• [Lista de tareas]
1. Extrae del texto sobre Lima, palabra por palabra, el fragmento que empieza con "La urbe de los" y sigue hasta "de Jaime Bayly.".
2. En el texto sobre Lima, ¿cuántas publicaciones periódicas citan Burga y Galindo para 1928?

---- Texto mostrado

La urbe de los reyes, como fue llamada en origen, se ha construido a lo largo de los años como una ciudad literaria que busca esa memoria redundante de la que hablaba Italo Calvino en una de sus obras reconocidas. Ya sea la Lima blanca y cotilla, donde los tipos de Vargas Llosa deambulan enamorados, o la fértil polis de ingenios heterodoxos, celebrada en la revista Etiqueta Negra, pasando por la más febril y que da vida a las novelas más atrabiliarias y uranistas de Jaime Bayly.
«¿Quién ha llenado jamás un teatro en Lima?», se pregunta uno de los personajes de la novela de Vargas Llosa dedicada a sus amores familiares. Quizá este interlocutor, sorprendido de que se llenen los escenarios en Bolivia, no se había dado cuenta de que su ciudad no es otra cosa que un inmenso escenario.
La teatralización de los rasgos de las clases sociales, enfrentadas además en origen por la raza, divide a la sociedad de la capital de Perú desde su fundación. El reconocido enciclopedista Alexander von Humboldt recordaba esta como «más cercana a Londres» que al resto del país ya a inicios del siglo XIX. La comparación no es en ningún caso caprichosa: esta ciudad es célebre por su niebla y cielos grises. Según el periodista y escritor Toño Angulo Daneri, esta referencia proviene de Herman Melville y su «tearless Lima, the strangest, saddest city thou canst see» en Moby Dick (1922).
Manuel Burga y Alberto Flores Galindo realizaron en su clásico historiográfico Apogeo y crisis de la República Aristocrática (1987) una primera aproximación sociológica a la burguesía allí. La establecen a través de distintos rasgos como el catolicismo, la endogamia, su caballerosidad y un cierto machismo. Esta segregación cultural de la Lima criolla se materializa en su particular castellano, muy castizo en comparación con el resto de capitales de Hispanoamérica por herencia cultural (la tesis de Carlos Garatea Grau en su libro de 2010). Como refiere Bryce Echenique a través de uno de los protagonistas en la premiada El huerto de mi amada: «Ah… Ustedes, los limeños: siempre tan presumidos de su buen castellano».
El burgo de papel
Este marco cultural, en crisis espiritual luego de la derrota con Chile a finales del siglo XIX, va a conocer una explosión periodística esencial en la constitución de la gran escritura limeña del pasado siglo. El historiador Osmar Alberto Gonsales Alvarado enuncia la fundación del diario La Prensa (1909), de La Crónica (1912) y la recuperación de El Comercio para 1898 como hitos. Burga y Galindo llegan a citar una respetable cifra de cuatrocientas setenta y tres publicaciones periódicas para 1928.

--------
---- Material mostrado

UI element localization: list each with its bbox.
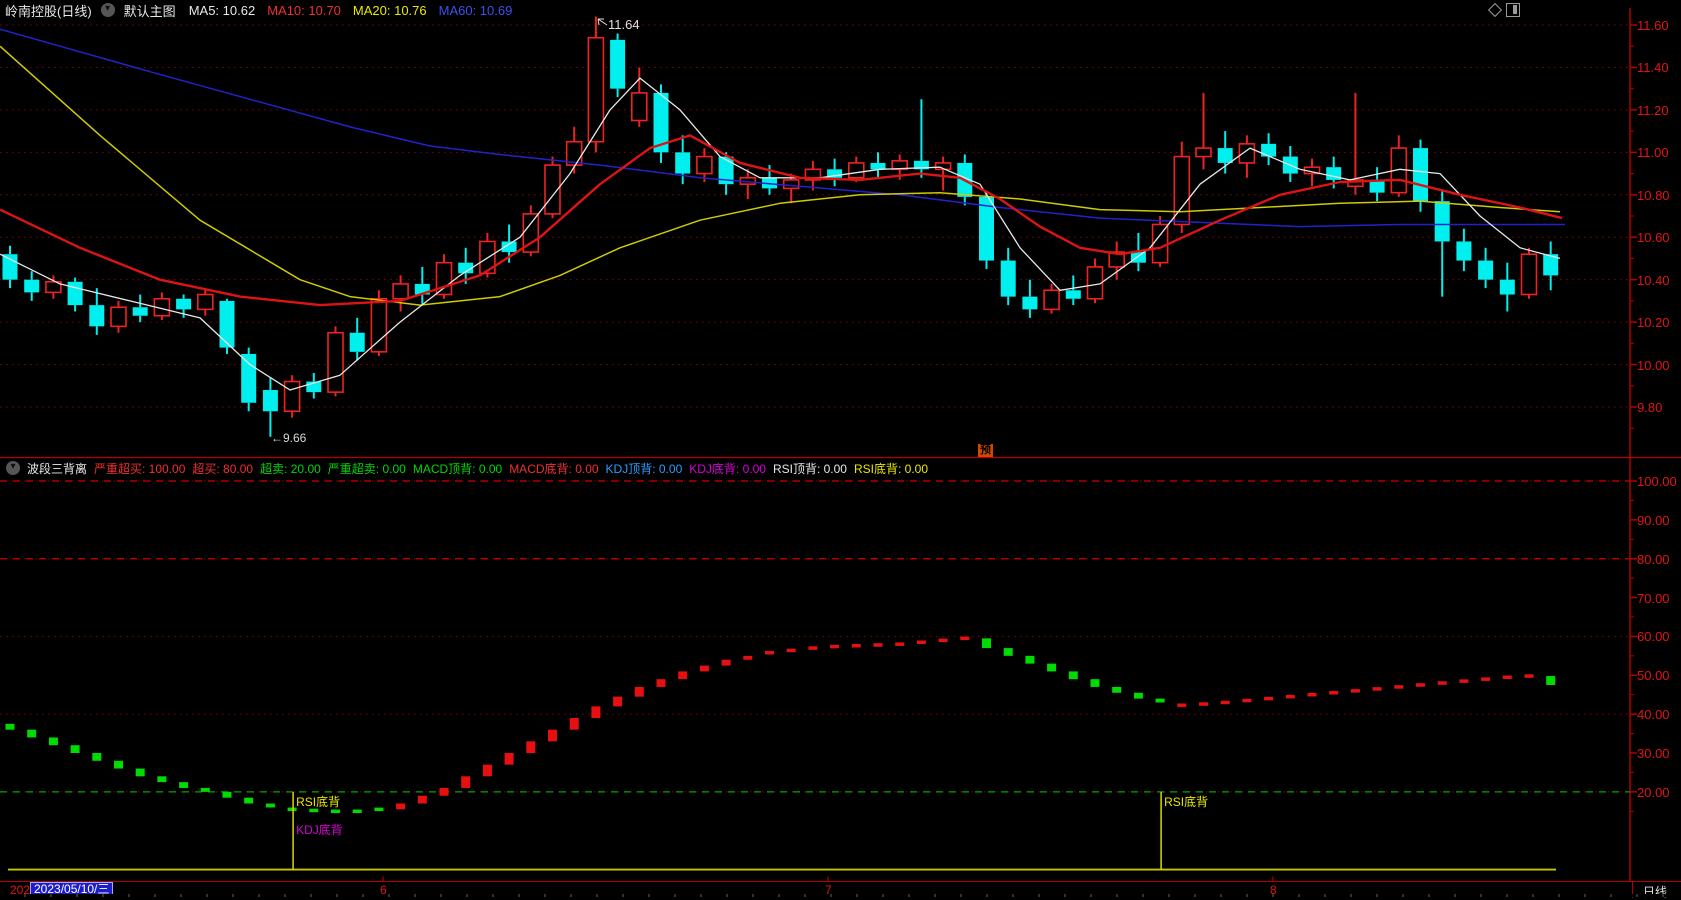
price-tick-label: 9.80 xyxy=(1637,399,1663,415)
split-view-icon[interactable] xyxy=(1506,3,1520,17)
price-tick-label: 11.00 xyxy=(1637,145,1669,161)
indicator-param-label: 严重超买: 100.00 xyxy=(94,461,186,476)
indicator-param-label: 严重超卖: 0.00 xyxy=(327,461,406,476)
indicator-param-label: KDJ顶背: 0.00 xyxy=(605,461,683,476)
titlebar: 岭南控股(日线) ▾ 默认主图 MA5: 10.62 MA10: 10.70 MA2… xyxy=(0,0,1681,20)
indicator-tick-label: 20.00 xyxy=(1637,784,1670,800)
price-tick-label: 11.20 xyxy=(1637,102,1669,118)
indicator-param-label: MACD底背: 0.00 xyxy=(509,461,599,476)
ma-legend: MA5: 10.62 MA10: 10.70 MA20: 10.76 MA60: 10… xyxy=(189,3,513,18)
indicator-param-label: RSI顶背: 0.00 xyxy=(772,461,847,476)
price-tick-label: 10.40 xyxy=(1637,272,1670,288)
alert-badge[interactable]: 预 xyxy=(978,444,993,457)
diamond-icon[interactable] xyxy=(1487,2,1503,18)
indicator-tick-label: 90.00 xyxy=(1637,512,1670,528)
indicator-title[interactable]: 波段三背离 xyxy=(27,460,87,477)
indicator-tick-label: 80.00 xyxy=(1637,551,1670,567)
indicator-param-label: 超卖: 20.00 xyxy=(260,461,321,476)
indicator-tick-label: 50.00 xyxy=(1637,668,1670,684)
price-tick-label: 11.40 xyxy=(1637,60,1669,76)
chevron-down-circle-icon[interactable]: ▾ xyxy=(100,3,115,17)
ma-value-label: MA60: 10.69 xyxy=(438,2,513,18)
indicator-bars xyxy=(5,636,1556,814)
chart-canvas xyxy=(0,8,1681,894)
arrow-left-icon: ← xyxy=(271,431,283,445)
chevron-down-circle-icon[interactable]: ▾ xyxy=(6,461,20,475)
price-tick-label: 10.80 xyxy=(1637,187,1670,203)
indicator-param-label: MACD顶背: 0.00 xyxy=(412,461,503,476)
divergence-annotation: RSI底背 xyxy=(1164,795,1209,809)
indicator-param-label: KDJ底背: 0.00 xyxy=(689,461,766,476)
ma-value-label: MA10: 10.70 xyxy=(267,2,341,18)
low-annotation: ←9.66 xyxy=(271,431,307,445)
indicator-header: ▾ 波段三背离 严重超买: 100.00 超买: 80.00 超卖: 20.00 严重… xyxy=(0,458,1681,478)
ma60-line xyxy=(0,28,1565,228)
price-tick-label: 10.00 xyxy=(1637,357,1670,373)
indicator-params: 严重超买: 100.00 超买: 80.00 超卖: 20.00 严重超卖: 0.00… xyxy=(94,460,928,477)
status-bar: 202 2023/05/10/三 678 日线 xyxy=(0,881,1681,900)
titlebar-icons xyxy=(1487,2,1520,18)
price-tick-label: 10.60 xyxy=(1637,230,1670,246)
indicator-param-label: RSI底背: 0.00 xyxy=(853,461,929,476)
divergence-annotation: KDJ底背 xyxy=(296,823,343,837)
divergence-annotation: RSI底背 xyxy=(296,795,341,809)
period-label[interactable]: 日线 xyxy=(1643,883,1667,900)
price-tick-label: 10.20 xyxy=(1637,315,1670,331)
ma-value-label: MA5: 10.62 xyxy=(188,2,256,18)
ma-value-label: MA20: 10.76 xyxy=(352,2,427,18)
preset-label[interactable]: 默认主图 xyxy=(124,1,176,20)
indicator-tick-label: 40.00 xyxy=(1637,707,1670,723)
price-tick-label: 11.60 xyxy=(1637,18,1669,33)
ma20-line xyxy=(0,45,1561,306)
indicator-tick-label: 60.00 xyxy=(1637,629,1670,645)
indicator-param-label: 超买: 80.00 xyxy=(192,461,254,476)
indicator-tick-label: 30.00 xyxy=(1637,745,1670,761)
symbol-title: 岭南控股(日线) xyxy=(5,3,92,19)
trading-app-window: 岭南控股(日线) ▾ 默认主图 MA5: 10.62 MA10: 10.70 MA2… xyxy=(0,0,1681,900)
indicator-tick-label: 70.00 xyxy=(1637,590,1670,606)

--------

• [Respuestas por tarea]
1.
La urbe de los reyes, como fue llamada en origen, se ha construido a lo largo de los años como una ciudad literaria que busca esa memoria redundante de la que hablaba Italo Calvino en una de sus obras reconocidas. Ya sea la Lima blanca y cotilla, donde los tipos de Vargas Llosa deambulan enamorados, o la fértil polis de ingenios heterodoxos, celebrada en la revista Etiqueta Negra, pasando por la más febril y que da vida a las novelas más atrabiliarias y uranistas de Jaime Bayly.

2. Cuatrocientas setenta y tres publicaciones periódicas.